*** DATA EXTRACT ***

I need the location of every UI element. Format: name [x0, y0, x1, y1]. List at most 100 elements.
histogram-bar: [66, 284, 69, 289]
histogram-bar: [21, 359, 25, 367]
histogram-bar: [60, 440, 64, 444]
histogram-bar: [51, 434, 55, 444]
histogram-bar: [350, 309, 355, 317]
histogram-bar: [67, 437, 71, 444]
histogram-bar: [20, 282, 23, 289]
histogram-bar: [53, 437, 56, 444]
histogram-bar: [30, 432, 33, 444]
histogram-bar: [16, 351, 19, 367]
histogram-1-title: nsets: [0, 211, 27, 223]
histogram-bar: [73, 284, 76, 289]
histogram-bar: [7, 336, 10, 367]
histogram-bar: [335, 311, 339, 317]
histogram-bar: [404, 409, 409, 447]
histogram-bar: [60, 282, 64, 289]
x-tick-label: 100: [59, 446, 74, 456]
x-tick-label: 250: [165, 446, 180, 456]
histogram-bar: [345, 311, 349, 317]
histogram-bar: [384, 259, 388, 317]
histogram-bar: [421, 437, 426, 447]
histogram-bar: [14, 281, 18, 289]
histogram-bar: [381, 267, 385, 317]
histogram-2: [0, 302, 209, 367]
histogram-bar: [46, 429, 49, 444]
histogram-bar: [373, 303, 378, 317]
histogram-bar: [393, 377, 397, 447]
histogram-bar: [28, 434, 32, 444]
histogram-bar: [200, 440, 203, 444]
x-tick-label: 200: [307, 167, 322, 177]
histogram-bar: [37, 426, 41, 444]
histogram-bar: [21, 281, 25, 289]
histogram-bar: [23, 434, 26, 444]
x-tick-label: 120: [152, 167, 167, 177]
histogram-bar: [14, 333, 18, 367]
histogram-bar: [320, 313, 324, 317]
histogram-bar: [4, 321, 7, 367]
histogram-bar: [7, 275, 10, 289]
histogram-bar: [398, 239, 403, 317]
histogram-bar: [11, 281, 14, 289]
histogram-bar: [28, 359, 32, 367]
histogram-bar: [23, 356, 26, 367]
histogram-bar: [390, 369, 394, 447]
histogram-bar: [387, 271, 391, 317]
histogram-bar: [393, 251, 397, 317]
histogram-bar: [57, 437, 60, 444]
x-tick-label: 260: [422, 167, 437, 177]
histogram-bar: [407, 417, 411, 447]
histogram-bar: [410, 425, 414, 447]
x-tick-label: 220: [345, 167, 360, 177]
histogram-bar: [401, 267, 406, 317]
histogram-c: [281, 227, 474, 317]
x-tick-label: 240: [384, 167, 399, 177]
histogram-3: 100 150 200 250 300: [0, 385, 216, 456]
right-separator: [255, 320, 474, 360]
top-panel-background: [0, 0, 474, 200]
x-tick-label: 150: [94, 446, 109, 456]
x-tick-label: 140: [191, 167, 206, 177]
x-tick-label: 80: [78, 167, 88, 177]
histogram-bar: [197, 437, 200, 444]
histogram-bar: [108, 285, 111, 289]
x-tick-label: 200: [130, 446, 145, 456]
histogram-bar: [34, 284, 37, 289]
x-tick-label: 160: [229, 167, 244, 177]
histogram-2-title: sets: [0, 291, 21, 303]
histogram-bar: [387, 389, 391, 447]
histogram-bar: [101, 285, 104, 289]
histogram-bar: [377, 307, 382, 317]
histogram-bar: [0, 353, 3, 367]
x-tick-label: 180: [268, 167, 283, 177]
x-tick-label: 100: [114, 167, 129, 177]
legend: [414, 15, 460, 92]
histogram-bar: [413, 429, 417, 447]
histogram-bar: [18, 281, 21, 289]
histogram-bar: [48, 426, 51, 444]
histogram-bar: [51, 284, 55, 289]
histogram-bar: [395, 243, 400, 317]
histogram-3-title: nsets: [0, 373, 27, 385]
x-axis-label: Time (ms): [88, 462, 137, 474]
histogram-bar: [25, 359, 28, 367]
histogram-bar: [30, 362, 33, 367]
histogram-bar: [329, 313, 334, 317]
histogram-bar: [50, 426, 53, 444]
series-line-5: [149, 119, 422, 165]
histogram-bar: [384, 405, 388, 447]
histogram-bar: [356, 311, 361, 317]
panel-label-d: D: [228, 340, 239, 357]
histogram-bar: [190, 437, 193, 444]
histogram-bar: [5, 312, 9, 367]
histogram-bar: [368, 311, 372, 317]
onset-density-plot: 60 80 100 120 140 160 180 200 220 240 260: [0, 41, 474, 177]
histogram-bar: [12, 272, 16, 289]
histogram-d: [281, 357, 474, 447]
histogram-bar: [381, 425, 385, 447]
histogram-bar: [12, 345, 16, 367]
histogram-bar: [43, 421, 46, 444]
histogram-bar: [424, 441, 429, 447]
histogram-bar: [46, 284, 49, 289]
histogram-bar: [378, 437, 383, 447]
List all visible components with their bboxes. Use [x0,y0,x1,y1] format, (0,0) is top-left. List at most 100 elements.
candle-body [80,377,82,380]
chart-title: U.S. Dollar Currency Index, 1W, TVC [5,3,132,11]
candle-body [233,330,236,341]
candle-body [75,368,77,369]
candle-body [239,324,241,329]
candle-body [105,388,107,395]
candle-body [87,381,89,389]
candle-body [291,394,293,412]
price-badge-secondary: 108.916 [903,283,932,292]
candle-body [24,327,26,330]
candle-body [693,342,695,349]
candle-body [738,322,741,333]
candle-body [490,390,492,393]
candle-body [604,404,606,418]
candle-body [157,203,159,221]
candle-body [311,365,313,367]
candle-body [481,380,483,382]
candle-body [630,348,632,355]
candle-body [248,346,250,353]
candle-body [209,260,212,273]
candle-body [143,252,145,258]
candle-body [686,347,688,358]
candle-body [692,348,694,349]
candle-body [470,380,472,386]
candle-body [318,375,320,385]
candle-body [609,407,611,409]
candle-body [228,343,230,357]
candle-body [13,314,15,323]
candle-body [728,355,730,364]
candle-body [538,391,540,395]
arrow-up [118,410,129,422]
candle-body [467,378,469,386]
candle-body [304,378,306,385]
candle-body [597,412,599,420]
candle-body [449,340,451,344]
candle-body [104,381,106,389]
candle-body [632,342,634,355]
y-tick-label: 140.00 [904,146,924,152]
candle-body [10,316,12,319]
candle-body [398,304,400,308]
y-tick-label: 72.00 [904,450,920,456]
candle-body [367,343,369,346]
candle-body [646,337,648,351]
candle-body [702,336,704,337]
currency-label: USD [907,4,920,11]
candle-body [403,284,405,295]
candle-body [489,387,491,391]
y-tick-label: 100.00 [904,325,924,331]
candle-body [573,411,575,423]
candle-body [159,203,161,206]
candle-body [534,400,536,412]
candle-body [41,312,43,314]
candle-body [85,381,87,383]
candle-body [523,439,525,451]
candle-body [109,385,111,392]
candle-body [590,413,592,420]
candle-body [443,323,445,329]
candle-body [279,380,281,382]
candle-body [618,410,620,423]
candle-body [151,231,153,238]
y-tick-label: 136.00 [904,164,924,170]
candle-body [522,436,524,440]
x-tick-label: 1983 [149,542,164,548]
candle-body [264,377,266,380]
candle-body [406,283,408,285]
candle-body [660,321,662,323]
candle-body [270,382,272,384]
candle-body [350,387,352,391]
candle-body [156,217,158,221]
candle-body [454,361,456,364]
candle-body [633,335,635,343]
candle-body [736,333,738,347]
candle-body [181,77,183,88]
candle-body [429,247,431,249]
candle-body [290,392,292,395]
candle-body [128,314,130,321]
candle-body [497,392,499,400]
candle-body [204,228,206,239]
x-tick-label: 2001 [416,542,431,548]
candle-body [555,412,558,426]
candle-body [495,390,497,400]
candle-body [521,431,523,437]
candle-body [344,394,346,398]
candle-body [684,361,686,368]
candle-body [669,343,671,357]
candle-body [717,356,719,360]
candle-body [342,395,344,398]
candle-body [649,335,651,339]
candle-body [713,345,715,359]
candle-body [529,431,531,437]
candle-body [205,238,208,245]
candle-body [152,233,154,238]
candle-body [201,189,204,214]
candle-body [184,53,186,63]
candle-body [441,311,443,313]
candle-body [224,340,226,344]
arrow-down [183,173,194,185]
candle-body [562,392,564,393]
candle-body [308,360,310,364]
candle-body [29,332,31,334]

***

WHAT TO WORK ON:
Reproduce the records word for word, from the first line through the line containing "histogram-bar: [350, 309, 355, 317]", including that line.

RESPONSE BELOW:
I need the location of every UI element. Format: name [x0, y0, x1, y1]. List at most 100 elements.
histogram-bar: [66, 284, 69, 289]
histogram-bar: [21, 359, 25, 367]
histogram-bar: [60, 440, 64, 444]
histogram-bar: [51, 434, 55, 444]
histogram-bar: [350, 309, 355, 317]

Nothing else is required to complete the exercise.